## Work to be completed
In the data below, find each line containing the string "capsule" and return it.

— begin Raw data —

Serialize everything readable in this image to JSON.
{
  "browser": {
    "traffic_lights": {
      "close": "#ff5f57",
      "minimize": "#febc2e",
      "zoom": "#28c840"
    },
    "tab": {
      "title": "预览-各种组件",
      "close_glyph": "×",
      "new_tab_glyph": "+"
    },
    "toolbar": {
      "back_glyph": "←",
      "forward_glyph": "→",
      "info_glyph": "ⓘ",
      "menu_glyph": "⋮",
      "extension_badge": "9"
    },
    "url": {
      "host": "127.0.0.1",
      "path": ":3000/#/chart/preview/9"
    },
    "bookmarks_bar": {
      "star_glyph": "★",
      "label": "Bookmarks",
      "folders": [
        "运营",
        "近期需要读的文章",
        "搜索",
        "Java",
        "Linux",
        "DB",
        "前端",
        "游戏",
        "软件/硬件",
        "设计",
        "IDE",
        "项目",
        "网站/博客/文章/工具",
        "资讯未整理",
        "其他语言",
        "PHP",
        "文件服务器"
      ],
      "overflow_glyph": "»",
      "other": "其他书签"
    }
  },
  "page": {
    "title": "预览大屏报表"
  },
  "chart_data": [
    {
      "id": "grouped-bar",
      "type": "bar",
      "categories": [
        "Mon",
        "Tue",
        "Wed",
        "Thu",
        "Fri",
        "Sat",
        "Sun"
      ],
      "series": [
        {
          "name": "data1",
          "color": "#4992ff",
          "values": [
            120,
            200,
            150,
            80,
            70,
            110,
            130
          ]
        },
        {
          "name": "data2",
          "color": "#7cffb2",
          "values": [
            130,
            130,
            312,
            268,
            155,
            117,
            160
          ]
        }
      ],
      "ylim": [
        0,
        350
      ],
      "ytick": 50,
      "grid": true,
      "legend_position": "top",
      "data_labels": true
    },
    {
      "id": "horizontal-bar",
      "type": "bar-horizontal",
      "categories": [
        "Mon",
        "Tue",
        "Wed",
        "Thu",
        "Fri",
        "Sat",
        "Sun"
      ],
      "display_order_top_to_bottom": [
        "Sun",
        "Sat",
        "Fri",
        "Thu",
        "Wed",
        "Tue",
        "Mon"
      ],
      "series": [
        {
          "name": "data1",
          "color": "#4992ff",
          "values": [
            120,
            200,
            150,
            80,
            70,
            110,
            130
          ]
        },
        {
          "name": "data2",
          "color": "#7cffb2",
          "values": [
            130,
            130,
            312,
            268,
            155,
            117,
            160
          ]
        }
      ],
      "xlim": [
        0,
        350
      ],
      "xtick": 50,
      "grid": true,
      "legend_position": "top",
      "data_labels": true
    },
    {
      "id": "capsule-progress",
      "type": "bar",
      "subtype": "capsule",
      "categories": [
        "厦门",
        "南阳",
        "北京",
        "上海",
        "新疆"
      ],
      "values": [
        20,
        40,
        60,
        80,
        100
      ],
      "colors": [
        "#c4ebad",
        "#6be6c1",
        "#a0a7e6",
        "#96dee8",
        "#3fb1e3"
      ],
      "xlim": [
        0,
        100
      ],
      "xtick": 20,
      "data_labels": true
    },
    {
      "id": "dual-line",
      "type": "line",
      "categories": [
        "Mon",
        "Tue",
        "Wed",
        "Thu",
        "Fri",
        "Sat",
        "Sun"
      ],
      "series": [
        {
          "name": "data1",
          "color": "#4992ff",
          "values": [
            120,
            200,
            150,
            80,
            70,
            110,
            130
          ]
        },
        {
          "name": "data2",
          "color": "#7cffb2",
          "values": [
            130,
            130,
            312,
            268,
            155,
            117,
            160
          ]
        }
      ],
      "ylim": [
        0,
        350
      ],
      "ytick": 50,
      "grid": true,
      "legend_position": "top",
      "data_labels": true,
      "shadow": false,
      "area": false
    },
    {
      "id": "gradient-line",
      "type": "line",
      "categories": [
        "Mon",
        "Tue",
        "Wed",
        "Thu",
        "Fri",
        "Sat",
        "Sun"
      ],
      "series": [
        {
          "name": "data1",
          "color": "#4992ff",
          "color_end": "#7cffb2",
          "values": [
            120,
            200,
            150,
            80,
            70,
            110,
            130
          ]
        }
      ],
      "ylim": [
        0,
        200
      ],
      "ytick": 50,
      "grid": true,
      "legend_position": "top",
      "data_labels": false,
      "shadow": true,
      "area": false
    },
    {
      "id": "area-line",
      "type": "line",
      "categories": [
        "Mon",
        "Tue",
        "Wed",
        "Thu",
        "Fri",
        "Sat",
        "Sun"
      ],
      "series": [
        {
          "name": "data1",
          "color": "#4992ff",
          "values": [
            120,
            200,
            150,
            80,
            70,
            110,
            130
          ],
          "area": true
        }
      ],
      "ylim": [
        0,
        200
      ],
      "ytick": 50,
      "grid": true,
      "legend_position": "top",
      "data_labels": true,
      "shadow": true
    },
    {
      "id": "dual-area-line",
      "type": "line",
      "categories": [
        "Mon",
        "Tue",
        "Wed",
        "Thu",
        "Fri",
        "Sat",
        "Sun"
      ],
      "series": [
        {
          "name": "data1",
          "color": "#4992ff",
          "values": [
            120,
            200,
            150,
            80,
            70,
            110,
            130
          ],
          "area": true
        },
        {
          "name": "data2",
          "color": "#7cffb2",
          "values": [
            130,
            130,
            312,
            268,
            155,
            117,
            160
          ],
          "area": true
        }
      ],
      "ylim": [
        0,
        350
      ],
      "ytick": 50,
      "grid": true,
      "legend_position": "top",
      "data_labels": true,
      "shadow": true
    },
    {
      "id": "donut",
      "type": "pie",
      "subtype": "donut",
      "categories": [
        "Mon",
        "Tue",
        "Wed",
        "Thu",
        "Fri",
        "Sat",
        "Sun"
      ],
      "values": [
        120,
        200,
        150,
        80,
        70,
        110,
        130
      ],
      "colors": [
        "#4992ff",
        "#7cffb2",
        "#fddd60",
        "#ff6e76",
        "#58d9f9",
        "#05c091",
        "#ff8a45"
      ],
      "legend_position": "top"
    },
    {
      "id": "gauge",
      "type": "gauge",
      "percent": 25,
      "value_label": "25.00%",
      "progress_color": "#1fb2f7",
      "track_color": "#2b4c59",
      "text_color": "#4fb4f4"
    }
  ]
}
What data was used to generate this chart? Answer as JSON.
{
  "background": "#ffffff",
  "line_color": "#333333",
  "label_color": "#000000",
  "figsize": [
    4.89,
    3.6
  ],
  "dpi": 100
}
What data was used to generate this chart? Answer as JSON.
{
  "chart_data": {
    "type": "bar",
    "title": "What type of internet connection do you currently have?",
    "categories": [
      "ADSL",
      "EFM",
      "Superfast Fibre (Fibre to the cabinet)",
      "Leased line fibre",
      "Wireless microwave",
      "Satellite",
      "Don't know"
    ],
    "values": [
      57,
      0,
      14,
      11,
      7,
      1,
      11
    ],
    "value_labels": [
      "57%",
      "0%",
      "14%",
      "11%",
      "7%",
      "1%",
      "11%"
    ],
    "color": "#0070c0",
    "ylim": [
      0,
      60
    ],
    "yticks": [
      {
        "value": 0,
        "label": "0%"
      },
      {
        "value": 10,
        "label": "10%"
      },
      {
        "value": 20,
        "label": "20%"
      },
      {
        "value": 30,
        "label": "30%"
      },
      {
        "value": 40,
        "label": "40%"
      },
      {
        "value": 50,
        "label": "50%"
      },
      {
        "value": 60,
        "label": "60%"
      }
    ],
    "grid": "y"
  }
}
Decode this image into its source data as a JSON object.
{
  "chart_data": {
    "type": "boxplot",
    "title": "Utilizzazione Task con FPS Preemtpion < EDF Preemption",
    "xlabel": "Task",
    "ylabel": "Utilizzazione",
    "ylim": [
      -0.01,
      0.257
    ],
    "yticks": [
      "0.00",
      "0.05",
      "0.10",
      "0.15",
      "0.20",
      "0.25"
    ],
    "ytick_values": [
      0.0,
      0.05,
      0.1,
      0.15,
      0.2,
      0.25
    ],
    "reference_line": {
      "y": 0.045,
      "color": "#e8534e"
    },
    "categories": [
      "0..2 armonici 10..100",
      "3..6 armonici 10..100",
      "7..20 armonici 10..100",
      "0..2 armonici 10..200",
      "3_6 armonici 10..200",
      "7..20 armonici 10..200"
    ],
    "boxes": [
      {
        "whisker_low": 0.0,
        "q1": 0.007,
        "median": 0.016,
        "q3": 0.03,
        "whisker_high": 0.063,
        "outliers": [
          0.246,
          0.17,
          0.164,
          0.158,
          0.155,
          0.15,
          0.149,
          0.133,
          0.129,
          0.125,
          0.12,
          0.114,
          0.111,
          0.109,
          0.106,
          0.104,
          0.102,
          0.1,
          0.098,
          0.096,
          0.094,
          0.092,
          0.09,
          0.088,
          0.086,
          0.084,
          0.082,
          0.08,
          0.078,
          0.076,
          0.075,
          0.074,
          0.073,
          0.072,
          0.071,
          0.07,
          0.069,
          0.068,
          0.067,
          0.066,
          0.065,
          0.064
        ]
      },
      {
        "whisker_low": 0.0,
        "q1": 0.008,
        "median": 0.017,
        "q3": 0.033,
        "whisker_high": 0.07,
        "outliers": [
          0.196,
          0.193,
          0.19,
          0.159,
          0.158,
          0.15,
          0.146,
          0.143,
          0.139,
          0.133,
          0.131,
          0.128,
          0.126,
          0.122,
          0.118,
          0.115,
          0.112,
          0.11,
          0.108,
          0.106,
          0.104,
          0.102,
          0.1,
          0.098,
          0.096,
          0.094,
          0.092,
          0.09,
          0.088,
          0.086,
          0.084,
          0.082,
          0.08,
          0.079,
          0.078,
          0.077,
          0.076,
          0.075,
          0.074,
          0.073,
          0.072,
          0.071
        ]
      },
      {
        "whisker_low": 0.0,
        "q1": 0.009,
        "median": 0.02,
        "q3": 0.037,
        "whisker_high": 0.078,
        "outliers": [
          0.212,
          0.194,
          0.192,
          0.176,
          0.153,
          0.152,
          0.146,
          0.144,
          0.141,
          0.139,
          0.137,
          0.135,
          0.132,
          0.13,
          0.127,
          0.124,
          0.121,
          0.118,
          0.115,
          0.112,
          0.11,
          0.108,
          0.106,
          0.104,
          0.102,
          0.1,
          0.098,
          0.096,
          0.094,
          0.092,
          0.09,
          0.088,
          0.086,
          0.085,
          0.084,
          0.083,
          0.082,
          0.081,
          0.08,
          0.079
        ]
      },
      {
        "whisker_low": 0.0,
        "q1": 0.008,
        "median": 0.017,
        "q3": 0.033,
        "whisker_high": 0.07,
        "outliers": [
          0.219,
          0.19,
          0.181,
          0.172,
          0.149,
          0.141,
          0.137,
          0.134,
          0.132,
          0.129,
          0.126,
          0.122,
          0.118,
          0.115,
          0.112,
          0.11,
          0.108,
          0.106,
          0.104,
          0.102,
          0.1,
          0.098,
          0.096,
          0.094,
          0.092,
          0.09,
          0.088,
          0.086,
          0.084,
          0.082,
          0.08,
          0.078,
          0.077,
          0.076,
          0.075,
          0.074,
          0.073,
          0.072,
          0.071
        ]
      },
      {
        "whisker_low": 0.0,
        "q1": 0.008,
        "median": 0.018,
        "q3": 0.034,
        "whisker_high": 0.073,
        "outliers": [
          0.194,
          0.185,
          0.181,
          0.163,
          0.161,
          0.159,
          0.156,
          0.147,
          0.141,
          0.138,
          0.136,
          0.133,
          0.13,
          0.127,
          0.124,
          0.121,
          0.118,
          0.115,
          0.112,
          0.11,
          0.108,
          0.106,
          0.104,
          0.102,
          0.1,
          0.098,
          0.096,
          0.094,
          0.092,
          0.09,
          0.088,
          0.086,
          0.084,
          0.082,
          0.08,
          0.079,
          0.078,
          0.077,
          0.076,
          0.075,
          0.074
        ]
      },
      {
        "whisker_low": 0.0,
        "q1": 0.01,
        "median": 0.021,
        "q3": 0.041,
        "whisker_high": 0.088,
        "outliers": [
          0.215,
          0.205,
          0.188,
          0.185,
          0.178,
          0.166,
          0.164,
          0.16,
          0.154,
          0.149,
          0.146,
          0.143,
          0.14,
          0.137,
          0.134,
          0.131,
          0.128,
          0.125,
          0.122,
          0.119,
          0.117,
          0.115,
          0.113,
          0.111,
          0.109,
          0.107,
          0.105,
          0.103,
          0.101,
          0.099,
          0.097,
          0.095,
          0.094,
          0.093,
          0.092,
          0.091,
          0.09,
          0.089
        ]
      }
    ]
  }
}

— end Raw data —

## Exercise output
      "id": "capsule-progress",
      "subtype": "capsule",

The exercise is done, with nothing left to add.